GIVEN REQUEST >>
Reproduce all records verbatim.

** BEGIN RECORDS SHOWN **

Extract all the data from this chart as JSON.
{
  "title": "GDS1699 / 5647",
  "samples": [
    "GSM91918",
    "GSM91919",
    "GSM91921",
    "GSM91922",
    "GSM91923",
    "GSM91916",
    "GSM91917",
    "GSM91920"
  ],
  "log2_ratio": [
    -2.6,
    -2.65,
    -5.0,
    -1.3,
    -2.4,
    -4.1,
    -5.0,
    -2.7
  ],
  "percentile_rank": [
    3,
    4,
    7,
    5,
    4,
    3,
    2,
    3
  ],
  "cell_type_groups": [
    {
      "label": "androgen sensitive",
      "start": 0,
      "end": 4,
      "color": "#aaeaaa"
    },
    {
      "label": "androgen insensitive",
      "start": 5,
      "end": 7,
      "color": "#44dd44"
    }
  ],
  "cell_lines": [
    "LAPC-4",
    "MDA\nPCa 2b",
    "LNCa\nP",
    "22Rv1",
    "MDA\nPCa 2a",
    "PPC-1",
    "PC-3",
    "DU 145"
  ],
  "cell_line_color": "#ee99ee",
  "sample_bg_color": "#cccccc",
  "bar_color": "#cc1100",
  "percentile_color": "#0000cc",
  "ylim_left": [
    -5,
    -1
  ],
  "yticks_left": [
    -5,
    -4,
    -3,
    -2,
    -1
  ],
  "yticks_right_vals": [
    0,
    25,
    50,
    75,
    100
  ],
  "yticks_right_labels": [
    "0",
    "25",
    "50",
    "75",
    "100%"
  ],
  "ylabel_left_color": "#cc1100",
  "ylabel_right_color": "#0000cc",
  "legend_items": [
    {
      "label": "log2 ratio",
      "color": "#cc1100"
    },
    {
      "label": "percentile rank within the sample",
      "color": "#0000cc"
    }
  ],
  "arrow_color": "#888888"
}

** END RECORDS SHOWN **

RESULT >>
Extract all the data from this chart as JSON.
{
  "title": "GDS1699 / 5647",
  "samples": [
    "GSM91918",
    "GSM91919",
    "GSM91921",
    "GSM91922",
    "GSM91923",
    "GSM91916",
    "GSM91917",
    "GSM91920"
  ],
  "log2_ratio": [
    -2.6,
    -2.65,
    -5.0,
    -1.3,
    -2.4,
    -4.1,
    -5.0,
    -2.7
  ],
  "percentile_rank": [
    3,
    4,
    7,
    5,
    4,
    3,
    2,
    3
  ],
  "cell_type_groups": [
    {
      "label": "androgen sensitive",
      "start": 0,
      "end": 4,
      "color": "#aaeaaa"
    },
    {
      "label": "androgen insensitive",
      "start": 5,
      "end": 7,
      "color": "#44dd44"
    }
  ],
  "cell_lines": [
    "LAPC-4",
    "MDA\nPCa 2b",
    "LNCa\nP",
    "22Rv1",
    "MDA\nPCa 2a",
    "PPC-1",
    "PC-3",
    "DU 145"
  ],
  "cell_line_color": "#ee99ee",
  "sample_bg_color": "#cccccc",
  "bar_color": "#cc1100",
  "percentile_color": "#0000cc",
  "ylim_left": [
    -5,
    -1
  ],
  "yticks_left": [
    -5,
    -4,
    -3,
    -2,
    -1
  ],
  "yticks_right_vals": [
    0,
    25,
    50,
    75,
    100
  ],
  "yticks_right_labels": [
    "0",
    "25",
    "50",
    "75",
    "100%"
  ],
  "ylabel_left_color": "#cc1100",
  "ylabel_right_color": "#0000cc",
  "legend_items": [
    {
      "label": "log2 ratio",
      "color": "#cc1100"
    },
    {
      "label": "percentile rank within the sample",
      "color": "#0000cc"
    }
  ],
  "arrow_color": "#888888"
}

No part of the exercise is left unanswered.